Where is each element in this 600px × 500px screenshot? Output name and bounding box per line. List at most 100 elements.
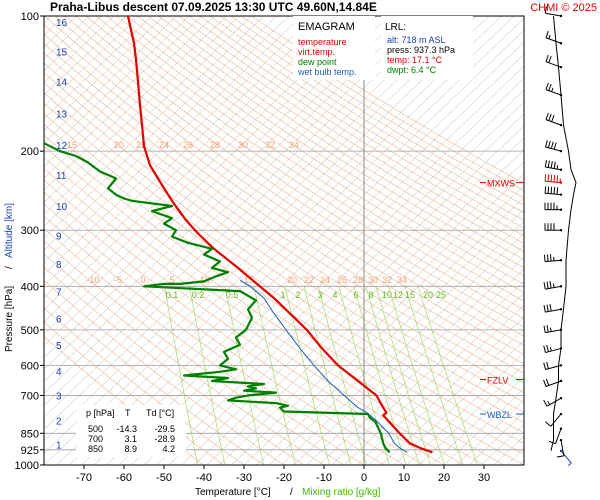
altitude-label: 3 bbox=[56, 391, 62, 402]
wind-barb-staff bbox=[545, 119, 562, 126]
wind-barb-dot bbox=[559, 412, 563, 416]
wind-barb-dot bbox=[559, 285, 563, 288]
wind-barb-feather bbox=[548, 113, 552, 121]
theta-label: 32 bbox=[382, 275, 392, 285]
table-cell: 850 bbox=[88, 444, 103, 454]
grid-line bbox=[356, 304, 524, 465]
wind-barb-staff bbox=[545, 12, 562, 17]
altitude-label: 7 bbox=[56, 288, 62, 299]
mixing-ratio-label: 25 bbox=[436, 290, 446, 300]
grid-line bbox=[93, 53, 524, 465]
wind-barb-dot bbox=[559, 14, 563, 18]
grid-line bbox=[418, 364, 524, 465]
wind-barb-feather bbox=[548, 440, 556, 445]
altitude-label: 6 bbox=[56, 315, 62, 326]
table-cell: 500 bbox=[88, 424, 103, 434]
wind-barb-dot bbox=[559, 93, 563, 97]
altitude-label: 14 bbox=[56, 78, 68, 89]
wind-barb-staff bbox=[545, 37, 562, 44]
dry-adiabat bbox=[116, 16, 524, 285]
theta-label: 30 bbox=[238, 140, 248, 150]
dry-adiabat bbox=[85, 16, 524, 311]
grid-line bbox=[306, 256, 524, 465]
wind-barb-feather bbox=[546, 281, 549, 289]
lrl-altitude: alt: 718 m ASL bbox=[387, 35, 446, 45]
theta-label: 28 bbox=[353, 275, 363, 285]
grid-line bbox=[44, 16, 152, 120]
dry-adiabat bbox=[44, 24, 524, 355]
wind-barb-feather bbox=[544, 186, 547, 194]
grid-line bbox=[143, 101, 524, 465]
wind-barb-feather bbox=[550, 186, 553, 194]
grid-line bbox=[44, 16, 477, 430]
legend-entry-wet-bulb: wet bulb temp. bbox=[297, 67, 357, 77]
legend-entry-dew-point: dew point bbox=[298, 57, 337, 67]
wind-barb-half-feather bbox=[556, 165, 559, 170]
wind-barb-feather bbox=[545, 82, 549, 90]
wind-barb-dot bbox=[559, 347, 563, 350]
dry-adiabat bbox=[44, 102, 524, 434]
wind-barb-feather bbox=[550, 174, 553, 182]
dry-adiabat bbox=[189, 16, 524, 229]
x-tick-label: -50 bbox=[156, 472, 172, 484]
y-axis-title: Pressure [hPa] bbox=[4, 286, 15, 352]
wind-barb-feather bbox=[556, 187, 559, 195]
legend-entry-virt-temp: virt.temp. bbox=[298, 47, 335, 57]
p-tick-label: 500 bbox=[21, 325, 39, 337]
dry-adiabat bbox=[230, 16, 524, 199]
mixing-ratio-label: 12 bbox=[393, 290, 403, 300]
x-tick-label: 20 bbox=[438, 472, 450, 484]
grid-line bbox=[44, 16, 290, 251]
wind-barb-staff bbox=[545, 61, 562, 68]
grid-line bbox=[44, 16, 427, 382]
altitude-label: 5 bbox=[56, 341, 62, 352]
dry-adiabat bbox=[179, 16, 524, 237]
grid-line bbox=[44, 16, 365, 323]
axes-layer: -70 -60 -50 -40 -30 -20 -10 0 10 20 30100200300400… bbox=[15, 11, 491, 484]
wind-barb-half-feather bbox=[548, 34, 551, 39]
dry-adiabat bbox=[210, 16, 524, 214]
temperature-curve bbox=[126, 16, 433, 454]
wind-barb-dot bbox=[559, 328, 563, 332]
altitude-label: 16 bbox=[56, 18, 68, 29]
x-tick-label: 30 bbox=[478, 472, 490, 484]
grid-line bbox=[56, 17, 524, 465]
mixing-ratio-label: 6 bbox=[353, 290, 358, 300]
theta-label: 15 bbox=[67, 140, 77, 150]
grid-line bbox=[106, 65, 524, 465]
level-markers: MXWS FZLV WBZL bbox=[480, 179, 524, 420]
wind-barb-feather bbox=[543, 362, 547, 370]
dry-adiabat bbox=[220, 16, 524, 206]
grid-line bbox=[343, 292, 524, 465]
grid-line bbox=[393, 340, 524, 465]
grid-line bbox=[231, 185, 524, 465]
p-tick-label: 200 bbox=[21, 146, 39, 158]
wind-barb-dot bbox=[559, 193, 563, 196]
wind-barb-staff bbox=[560, 450, 572, 464]
x-tick-label: -10 bbox=[316, 472, 332, 484]
grid-line bbox=[44, 16, 265, 227]
dry-adiabat bbox=[44, 33, 524, 365]
wind-barb-dot bbox=[559, 208, 563, 211]
mixing-ratio-label: 15 bbox=[405, 290, 415, 300]
grid-line bbox=[44, 16, 415, 370]
background-lines bbox=[44, 16, 524, 465]
legend-entry-temperature: temperature bbox=[298, 37, 347, 47]
wind-barb-feather bbox=[549, 254, 552, 262]
mixing-ratio-label: 0.5 bbox=[226, 290, 239, 300]
wind-barb-staff bbox=[545, 89, 562, 96]
lrl-heading: LRL: bbox=[385, 22, 406, 33]
wind-barb-dot bbox=[559, 149, 563, 153]
altitude-label: 8 bbox=[56, 260, 62, 271]
grid-line bbox=[331, 280, 524, 465]
altitude-label: 9 bbox=[56, 231, 62, 242]
lrl-temperature: temp: 17.1 °C bbox=[387, 55, 443, 65]
p-tick-label: 925 bbox=[21, 445, 39, 457]
altitude-label: 13 bbox=[56, 110, 68, 121]
wind-barb-half-feather bbox=[567, 462, 572, 467]
wet-bulb-curve bbox=[239, 279, 408, 453]
theta-label: 0 bbox=[140, 275, 145, 285]
grid-line bbox=[44, 16, 302, 263]
y-axis-separator: / bbox=[4, 266, 15, 269]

::::

STATED PROBLEM :: Copy the material from the line containing "altitude-label: 3 bbox=[56, 391, 62, 402]" through the line containing "legend-entry-dew-point: dew point", including both of those lines.

COMPLETE OUTPUT ::
altitude-label: 3 bbox=[56, 391, 62, 402]
wind-barb-staff bbox=[545, 119, 562, 126]
wind-barb-dot bbox=[559, 412, 563, 416]
wind-barb-dot bbox=[559, 285, 563, 288]
wind-barb-feather bbox=[548, 113, 552, 121]
theta-label: 32 bbox=[382, 275, 392, 285]
table-cell: 850 bbox=[88, 444, 103, 454]
grid-line bbox=[356, 304, 524, 465]
wind-barb-staff bbox=[545, 12, 562, 17]
altitude-label: 7 bbox=[56, 288, 62, 299]
mixing-ratio-label: 25 bbox=[436, 290, 446, 300]
grid-line bbox=[93, 53, 524, 465]
wind-barb-dot bbox=[559, 14, 563, 18]
grid-line bbox=[418, 364, 524, 465]
wind-barb-feather bbox=[548, 440, 556, 445]
altitude-label: 6 bbox=[56, 315, 62, 326]
table-cell: 500 bbox=[88, 424, 103, 434]
wind-barb-dot bbox=[559, 93, 563, 97]
altitude-label: 14 bbox=[56, 78, 68, 89]
wind-barb-staff bbox=[545, 37, 562, 44]
dry-adiabat bbox=[116, 16, 524, 285]
theta-label: 30 bbox=[238, 140, 248, 150]
dry-adiabat bbox=[85, 16, 524, 311]
grid-line bbox=[306, 256, 524, 465]
wind-barb-feather bbox=[546, 281, 549, 289]
lrl-altitude: alt: 718 m ASL bbox=[387, 35, 446, 45]
theta-label: 28 bbox=[353, 275, 363, 285]
grid-line bbox=[44, 16, 152, 120]
dry-adiabat bbox=[44, 24, 524, 355]
wind-barb-feather bbox=[544, 186, 547, 194]
grid-line bbox=[143, 101, 524, 465]
wind-barb-feather bbox=[550, 186, 553, 194]
grid-line bbox=[44, 16, 477, 430]
legend-entry-wet-bulb: wet bulb temp. bbox=[297, 67, 357, 77]
legend-entry-dew-point: dew point bbox=[298, 57, 337, 67]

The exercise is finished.